Go through the lines below and copy each one that holds the string "ylabel".

┌─ Supplied entries

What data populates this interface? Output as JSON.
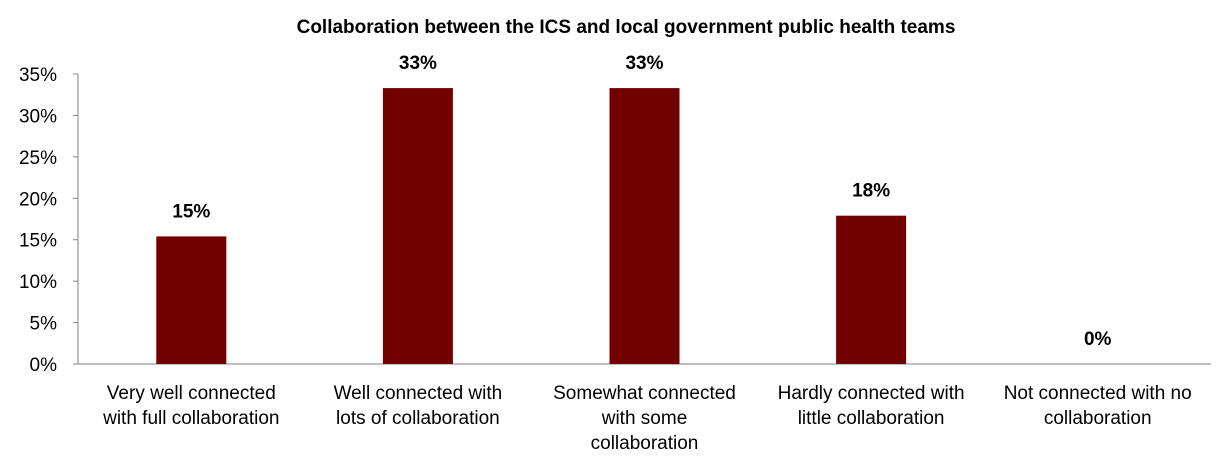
{
  "chart_data": {
    "type": "bar",
    "title": "Collaboration between the ICS and local government public health teams",
    "categories": [
      [
        "Very well connected",
        "with full collaboration"
      ],
      [
        "Well connected with",
        "lots of collaboration"
      ],
      [
        "Somewhat connected",
        "with some",
        "collaboration"
      ],
      [
        "Hardly connected with",
        "little collaboration"
      ],
      [
        "Not connected with no",
        "collaboration"
      ]
    ],
    "values": [
      15.4,
      33.3,
      33.3,
      17.9,
      0
    ],
    "data_labels": [
      "15%",
      "33%",
      "33%",
      "18%",
      "0%"
    ],
    "yticks": [
      "0%",
      "5%",
      "10%",
      "15%",
      "20%",
      "25%",
      "30%",
      "35%"
    ],
    "ylim": [
      0,
      35
    ],
    "xlabel": "",
    "ylabel": "",
    "grid": false,
    "bar_color": "#730000"
  }
}
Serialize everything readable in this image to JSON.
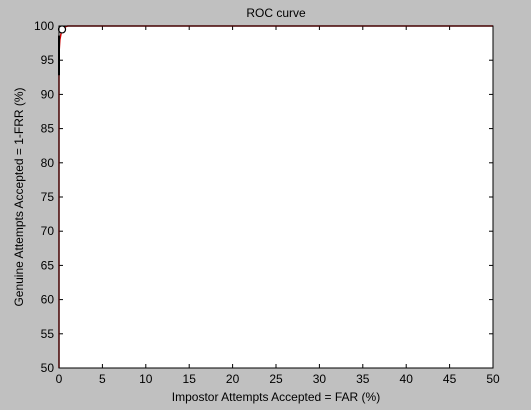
{
  "chart_data": {
    "type": "line",
    "title": "ROC curve",
    "xlabel": "Impostor Attempts Accepted = FAR (%)",
    "ylabel": "Genuine Attempts Accepted = 1-FRR (%)",
    "xlim": [
      0,
      50
    ],
    "ylim": [
      50,
      100
    ],
    "xticks": [
      0,
      5,
      10,
      15,
      20,
      25,
      30,
      35,
      40,
      45,
      50
    ],
    "yticks": [
      50,
      55,
      60,
      65,
      70,
      75,
      80,
      85,
      90,
      95,
      100
    ],
    "grid": false,
    "series": [
      {
        "color": "#cc0000",
        "x": [
          0,
          0,
          0,
          0.1,
          0.3,
          0.5,
          1,
          2,
          5,
          10,
          20,
          30,
          40,
          50
        ],
        "y": [
          50,
          93,
          96,
          98,
          99.3,
          99.8,
          100,
          100,
          100,
          100,
          100,
          100,
          100,
          100
        ]
      },
      {
        "color": "#000000",
        "x": [
          0,
          0
        ],
        "y": [
          92.8,
          98.6
        ]
      }
    ],
    "marker": {
      "x": 0.35,
      "y": 99.5,
      "style": "circle"
    }
  },
  "colors": {
    "background": "#c0c0c0",
    "plot_area": "#ffffff",
    "roc_line": "#cc0000"
  }
}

└─

[Final answer]:
    "ylabel": "",
    "ylabel": "Genuine Attempts Accepted = 1-FRR (%)",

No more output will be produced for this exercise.